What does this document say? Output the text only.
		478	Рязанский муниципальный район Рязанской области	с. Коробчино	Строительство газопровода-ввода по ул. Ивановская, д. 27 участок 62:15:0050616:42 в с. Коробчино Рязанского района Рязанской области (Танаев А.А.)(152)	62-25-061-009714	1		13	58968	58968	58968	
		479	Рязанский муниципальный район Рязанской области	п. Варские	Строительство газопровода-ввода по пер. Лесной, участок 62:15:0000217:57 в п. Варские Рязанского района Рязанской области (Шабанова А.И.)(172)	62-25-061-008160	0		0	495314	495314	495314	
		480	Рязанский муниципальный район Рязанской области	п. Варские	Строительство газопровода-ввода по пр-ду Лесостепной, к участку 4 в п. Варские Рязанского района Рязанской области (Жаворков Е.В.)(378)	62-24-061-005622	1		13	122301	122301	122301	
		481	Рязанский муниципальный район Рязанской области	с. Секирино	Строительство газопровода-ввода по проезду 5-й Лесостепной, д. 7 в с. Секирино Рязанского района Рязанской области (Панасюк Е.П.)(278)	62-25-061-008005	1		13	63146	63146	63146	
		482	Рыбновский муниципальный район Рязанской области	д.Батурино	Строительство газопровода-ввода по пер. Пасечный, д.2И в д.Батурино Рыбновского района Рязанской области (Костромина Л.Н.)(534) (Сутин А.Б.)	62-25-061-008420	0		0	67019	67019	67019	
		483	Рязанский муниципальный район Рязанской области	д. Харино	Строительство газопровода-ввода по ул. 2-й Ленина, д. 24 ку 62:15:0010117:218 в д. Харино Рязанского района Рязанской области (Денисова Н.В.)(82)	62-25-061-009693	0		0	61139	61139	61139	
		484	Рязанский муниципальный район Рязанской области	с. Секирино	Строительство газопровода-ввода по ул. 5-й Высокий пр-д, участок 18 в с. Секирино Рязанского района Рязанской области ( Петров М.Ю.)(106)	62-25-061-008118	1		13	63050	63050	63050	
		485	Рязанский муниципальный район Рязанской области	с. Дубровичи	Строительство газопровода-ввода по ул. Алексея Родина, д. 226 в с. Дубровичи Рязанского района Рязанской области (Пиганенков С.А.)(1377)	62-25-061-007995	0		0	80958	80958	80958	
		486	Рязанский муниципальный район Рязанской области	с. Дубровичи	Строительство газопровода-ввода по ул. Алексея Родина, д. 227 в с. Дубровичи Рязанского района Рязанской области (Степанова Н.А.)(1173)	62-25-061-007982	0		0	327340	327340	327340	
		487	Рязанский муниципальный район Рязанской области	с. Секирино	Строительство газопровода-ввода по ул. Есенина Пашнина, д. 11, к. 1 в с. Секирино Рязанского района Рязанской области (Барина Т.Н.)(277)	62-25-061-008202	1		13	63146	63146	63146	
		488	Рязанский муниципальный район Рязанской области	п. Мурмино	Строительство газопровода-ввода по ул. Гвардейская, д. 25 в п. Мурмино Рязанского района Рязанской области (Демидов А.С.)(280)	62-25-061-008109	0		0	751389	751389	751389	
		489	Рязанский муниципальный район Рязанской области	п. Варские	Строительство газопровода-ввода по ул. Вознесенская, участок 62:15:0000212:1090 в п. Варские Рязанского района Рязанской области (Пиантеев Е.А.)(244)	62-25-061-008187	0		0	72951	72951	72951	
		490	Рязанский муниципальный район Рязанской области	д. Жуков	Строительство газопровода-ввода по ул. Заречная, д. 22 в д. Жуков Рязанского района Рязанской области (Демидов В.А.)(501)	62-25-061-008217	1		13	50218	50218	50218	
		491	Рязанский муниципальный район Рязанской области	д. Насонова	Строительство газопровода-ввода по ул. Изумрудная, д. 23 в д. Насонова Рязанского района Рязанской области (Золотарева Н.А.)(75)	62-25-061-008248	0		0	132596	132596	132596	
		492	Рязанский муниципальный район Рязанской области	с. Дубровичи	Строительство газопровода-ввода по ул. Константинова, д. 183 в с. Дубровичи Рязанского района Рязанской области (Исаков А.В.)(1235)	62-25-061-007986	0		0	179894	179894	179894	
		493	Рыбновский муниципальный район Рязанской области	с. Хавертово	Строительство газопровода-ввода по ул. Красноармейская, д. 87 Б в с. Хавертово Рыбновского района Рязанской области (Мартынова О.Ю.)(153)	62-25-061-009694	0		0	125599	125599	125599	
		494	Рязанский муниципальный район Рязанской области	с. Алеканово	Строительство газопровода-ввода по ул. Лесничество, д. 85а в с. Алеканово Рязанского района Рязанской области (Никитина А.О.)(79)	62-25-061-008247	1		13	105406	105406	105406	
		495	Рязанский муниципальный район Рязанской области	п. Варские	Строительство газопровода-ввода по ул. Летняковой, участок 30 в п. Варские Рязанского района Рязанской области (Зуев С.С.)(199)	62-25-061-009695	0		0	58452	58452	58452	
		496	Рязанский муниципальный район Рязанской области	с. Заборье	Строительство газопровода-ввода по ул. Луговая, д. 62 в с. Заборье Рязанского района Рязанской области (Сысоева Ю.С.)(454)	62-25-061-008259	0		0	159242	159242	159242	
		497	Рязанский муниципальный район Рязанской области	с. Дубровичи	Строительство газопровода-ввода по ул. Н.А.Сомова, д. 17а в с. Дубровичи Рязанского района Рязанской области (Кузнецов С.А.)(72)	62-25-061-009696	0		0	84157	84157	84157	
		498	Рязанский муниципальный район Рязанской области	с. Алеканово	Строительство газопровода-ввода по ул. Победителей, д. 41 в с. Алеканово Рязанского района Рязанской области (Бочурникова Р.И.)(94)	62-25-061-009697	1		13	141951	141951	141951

----------------------------------------

__WHAT IS ASKED__: Report all lines of the data above that include the string "Алеканово".

__THE COMPLETED TASK__:
		494	Рязанский муниципальный район Рязанской области	с. Алеканово	Строительство газопровода-ввода по ул. Лесничество, д. 85а в с. Алеканово Рязанского района Рязанской области (Никитина А.О.)(79)	62-25-061-008247	1		13	105406	105406	105406	
		498	Рязанский муниципальный район Рязанской области	с. Алеканово	Строительство газопровода-ввода по ул. Победителей, д. 41 в с. Алеканово Рязанского района Рязанской области (Бочурникова Р.И.)(94)	62-25-061-009697	1		13	141951	141951	141951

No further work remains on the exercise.